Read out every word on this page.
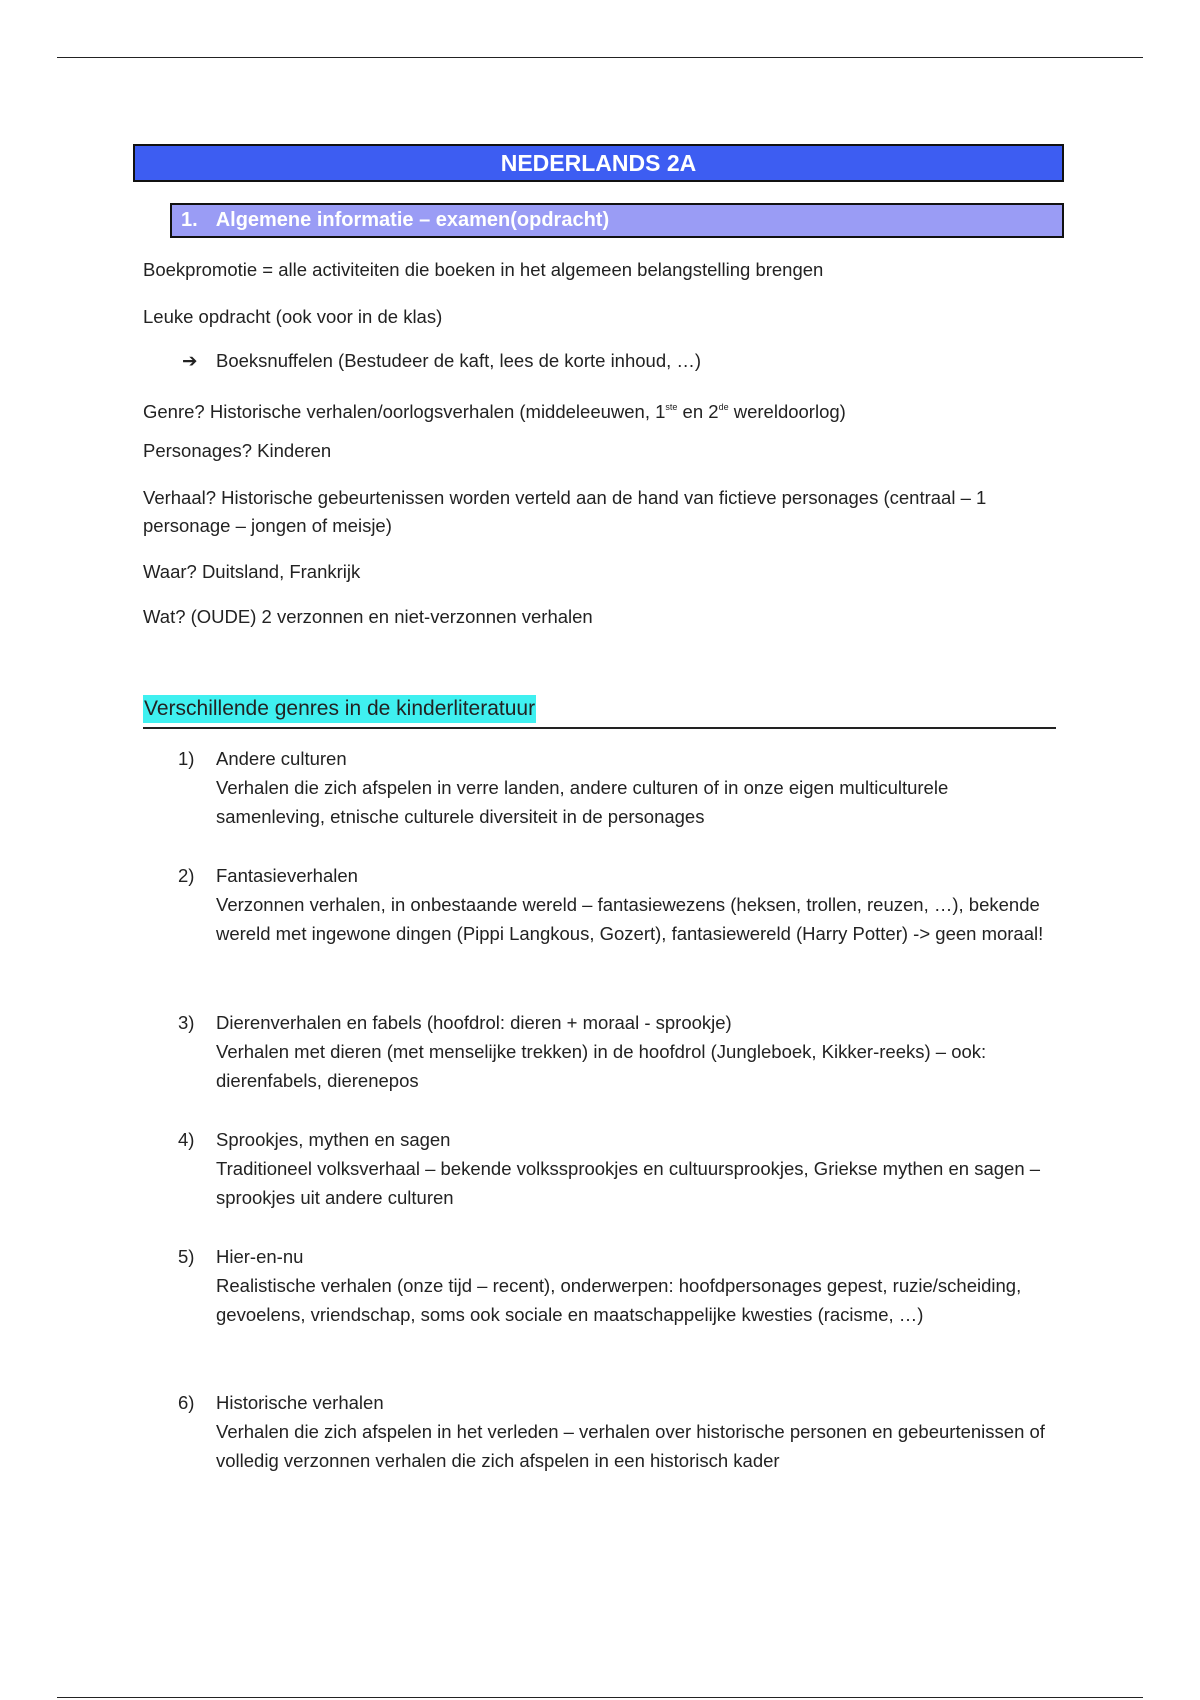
NEDERLANDS 2A
1. Algemene informatie – examen(opdracht)
Boekpromotie = alle activiteiten die boeken in het algemeen belangstelling brengen
Leuke opdracht (ook voor in de klas)
➔ Boeksnuffelen (Bestudeer de kaft, lees de korte inhoud, …)
Genre? Historische verhalen/oorlogsverhalen (middeleeuwen, 1ste en 2de wereldoorlog)
Personages? Kinderen
Verhaal? Historische gebeurtenissen worden verteld aan de hand van fictieve personages (centraal – 1 personage – jongen of meisje)
Waar? Duitsland, Frankrijk
Wat? (OUDE) 2 verzonnen en niet-verzonnen verhalen
Verschillende genres in de kinderliteratuur
1)	Andere culturen
Verhalen die zich afspelen in verre landen, andere culturen of in onze eigen multiculturele samenleving, etnische culturele diversiteit in de personages
2)	Fantasieverhalen
Verzonnen verhalen, in onbestaande wereld – fantasiewezens (heksen, trollen, reuzen, …), bekende wereld met ingewone dingen (Pippi Langkous, Gozert), fantasiewereld (Harry Potter) -> geen moraal!
3)	Dierenverhalen en fabels (hoofdrol: dieren + moraal - sprookje)
Verhalen met dieren (met menselijke trekken) in de hoofdrol (Jungleboek, Kikker-reeks) – ook: dierenfabels, dierenepos
4)	Sprookjes, mythen en sagen
Traditioneel volksverhaal – bekende volkssprookjes en cultuursprookjes, Griekse mythen en sagen – sprookjes uit andere culturen
5)	Hier-en-nu
Realistische verhalen (onze tijd – recent), onderwerpen: hoofdpersonages gepest, ruzie/scheiding, gevoelens, vriendschap, soms ook sociale en maatschappelijke kwesties (racisme, …)
6)	Historische verhalen
Verhalen die zich afspelen in het verleden – verhalen over historische personen en gebeurtenissen of volledig verzonnen verhalen die zich afspelen in een historisch kader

- [WHAT YOU ARE ASKED TO DO] Isolate each line of the listing above that includes "opdracht". Copy it.

- [WRITTEN RESPONSE]
1. Algemene informatie – examen(opdracht)
Leuke opdracht (ook voor in de klas)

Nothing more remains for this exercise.